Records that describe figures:
——

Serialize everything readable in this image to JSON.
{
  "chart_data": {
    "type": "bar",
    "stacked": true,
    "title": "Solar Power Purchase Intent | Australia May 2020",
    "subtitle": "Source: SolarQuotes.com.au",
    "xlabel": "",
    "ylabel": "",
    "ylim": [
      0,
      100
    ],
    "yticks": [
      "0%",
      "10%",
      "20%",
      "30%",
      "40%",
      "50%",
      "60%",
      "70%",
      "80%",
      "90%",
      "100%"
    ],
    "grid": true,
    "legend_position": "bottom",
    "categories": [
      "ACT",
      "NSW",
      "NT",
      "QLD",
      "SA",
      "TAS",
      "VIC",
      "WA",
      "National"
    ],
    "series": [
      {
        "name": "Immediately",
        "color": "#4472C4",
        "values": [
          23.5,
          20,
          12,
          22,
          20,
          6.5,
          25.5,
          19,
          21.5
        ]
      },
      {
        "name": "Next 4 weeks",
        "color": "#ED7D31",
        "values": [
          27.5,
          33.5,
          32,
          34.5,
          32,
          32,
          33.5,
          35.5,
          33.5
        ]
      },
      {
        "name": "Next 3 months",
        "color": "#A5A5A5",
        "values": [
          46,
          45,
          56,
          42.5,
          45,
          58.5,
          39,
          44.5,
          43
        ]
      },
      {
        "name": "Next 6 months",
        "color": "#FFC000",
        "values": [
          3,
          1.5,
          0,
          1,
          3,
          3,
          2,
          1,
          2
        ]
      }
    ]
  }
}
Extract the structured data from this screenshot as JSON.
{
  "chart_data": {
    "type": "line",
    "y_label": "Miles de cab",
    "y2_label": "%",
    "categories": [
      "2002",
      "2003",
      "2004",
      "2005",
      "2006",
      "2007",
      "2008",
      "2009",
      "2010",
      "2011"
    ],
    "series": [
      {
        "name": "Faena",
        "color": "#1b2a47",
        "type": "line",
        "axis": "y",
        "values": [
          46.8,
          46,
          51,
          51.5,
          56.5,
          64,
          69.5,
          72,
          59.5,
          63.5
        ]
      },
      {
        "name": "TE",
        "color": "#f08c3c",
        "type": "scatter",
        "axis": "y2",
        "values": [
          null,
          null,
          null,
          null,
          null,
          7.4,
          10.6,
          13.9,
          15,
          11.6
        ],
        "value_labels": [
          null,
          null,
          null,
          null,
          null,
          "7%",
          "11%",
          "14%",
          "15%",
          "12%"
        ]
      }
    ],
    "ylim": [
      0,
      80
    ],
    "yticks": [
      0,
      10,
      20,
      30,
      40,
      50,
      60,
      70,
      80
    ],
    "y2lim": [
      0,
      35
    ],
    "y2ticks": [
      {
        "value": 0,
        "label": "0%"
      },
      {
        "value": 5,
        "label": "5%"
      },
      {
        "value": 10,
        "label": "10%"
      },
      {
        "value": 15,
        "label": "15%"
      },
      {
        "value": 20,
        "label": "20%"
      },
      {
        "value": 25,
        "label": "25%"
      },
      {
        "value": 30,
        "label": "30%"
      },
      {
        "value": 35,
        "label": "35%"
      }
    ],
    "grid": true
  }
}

——

**Work instructions**
Going through the data above, count the lines where the string "type" appears, and answer with only that number.

**Task answer**
4